(Collected data entries)
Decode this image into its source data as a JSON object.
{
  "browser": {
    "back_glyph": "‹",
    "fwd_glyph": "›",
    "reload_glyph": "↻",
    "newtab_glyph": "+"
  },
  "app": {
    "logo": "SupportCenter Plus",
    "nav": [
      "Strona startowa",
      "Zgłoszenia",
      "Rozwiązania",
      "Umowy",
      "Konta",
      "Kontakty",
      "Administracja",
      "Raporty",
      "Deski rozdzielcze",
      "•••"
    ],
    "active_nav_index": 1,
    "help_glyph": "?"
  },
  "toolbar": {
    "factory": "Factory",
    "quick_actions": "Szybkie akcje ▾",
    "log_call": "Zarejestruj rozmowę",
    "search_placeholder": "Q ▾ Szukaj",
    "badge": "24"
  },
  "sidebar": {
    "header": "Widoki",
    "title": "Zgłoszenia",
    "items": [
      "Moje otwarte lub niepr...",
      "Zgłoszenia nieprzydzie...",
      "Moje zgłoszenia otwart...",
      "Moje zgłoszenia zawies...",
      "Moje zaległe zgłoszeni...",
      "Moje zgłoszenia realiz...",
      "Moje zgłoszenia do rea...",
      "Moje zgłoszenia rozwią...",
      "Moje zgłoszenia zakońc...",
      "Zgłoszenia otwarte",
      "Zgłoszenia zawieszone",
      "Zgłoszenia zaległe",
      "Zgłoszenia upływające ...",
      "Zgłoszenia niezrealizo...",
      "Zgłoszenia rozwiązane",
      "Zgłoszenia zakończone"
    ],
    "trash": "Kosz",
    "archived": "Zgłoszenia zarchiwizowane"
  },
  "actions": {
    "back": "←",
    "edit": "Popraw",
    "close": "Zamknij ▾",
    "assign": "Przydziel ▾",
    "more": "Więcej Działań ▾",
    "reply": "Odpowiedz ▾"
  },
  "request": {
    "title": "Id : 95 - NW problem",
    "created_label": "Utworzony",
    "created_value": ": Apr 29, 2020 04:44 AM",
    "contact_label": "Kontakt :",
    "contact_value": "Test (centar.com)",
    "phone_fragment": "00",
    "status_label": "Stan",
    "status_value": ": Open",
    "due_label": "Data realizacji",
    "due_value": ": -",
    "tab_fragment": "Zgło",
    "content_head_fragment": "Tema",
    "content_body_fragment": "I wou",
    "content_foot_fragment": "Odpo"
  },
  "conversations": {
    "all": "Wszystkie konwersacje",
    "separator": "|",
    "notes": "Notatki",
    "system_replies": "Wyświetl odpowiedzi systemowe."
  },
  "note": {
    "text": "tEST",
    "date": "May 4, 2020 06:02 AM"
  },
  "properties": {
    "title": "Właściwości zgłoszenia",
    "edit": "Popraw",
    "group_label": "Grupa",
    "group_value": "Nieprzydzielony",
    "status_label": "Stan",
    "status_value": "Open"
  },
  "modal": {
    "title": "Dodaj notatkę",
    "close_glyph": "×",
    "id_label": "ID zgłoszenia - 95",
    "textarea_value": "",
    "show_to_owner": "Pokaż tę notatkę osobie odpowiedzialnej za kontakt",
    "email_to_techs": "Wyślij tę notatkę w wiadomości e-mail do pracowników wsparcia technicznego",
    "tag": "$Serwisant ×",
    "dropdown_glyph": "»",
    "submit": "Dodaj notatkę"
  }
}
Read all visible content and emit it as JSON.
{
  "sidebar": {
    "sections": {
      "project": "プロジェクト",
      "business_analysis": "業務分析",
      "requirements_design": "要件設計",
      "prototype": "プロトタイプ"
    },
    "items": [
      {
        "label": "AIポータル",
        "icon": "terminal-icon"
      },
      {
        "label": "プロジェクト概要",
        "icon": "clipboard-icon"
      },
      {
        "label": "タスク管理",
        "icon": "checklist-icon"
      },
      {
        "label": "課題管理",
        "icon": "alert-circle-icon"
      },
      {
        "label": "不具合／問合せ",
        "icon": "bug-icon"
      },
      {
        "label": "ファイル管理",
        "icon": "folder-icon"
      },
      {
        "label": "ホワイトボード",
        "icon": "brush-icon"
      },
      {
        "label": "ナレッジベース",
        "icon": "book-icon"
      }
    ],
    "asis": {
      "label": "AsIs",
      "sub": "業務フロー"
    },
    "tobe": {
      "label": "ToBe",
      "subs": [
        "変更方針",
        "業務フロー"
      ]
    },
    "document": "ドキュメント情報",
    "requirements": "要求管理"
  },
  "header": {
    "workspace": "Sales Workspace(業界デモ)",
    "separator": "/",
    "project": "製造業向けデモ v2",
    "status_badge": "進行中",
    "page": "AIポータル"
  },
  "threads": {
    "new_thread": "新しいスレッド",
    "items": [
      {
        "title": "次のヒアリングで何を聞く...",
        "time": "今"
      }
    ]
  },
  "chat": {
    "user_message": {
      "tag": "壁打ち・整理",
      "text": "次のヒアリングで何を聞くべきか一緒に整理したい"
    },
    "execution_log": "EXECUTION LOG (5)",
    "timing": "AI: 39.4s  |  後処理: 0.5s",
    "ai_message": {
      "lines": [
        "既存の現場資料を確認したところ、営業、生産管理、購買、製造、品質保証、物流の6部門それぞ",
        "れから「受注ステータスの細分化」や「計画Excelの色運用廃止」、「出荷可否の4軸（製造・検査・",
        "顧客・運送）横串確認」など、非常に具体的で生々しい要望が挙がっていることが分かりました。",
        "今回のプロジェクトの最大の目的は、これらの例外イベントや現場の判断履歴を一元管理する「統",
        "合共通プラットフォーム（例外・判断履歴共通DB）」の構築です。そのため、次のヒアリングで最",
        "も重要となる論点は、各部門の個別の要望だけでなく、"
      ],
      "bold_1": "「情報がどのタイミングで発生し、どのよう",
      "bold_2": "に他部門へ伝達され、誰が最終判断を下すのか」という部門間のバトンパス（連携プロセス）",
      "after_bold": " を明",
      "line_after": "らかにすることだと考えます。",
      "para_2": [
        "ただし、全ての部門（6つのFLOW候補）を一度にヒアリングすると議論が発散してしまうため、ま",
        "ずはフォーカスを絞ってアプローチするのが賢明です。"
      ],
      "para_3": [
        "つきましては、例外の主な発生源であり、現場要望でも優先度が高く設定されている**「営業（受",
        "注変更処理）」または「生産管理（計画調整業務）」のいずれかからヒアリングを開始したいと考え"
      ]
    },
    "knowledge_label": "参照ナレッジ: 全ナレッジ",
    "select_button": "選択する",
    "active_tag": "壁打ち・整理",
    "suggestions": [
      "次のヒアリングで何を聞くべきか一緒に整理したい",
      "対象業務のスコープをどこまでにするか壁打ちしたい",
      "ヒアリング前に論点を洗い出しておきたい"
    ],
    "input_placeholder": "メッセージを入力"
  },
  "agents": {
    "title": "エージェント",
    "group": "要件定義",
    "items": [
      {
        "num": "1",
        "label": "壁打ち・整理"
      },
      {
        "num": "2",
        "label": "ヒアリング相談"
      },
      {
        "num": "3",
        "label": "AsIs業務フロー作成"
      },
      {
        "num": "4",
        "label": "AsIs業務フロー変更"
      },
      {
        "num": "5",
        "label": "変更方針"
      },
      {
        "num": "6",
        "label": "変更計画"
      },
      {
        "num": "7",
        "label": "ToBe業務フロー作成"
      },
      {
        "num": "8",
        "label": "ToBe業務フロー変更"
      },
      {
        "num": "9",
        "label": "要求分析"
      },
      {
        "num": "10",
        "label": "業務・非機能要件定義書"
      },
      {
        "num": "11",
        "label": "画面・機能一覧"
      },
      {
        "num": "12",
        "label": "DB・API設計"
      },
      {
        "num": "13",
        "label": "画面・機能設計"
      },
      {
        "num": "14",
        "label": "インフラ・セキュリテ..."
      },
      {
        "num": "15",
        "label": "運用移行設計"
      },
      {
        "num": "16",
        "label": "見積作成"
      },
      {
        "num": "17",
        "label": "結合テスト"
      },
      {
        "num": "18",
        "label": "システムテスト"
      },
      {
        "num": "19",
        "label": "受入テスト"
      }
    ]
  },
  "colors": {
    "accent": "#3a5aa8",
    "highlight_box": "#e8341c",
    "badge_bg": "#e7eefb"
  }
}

Your instructions: State how many lines include the string "icon", and nothing more.

Answer to this exercise: 8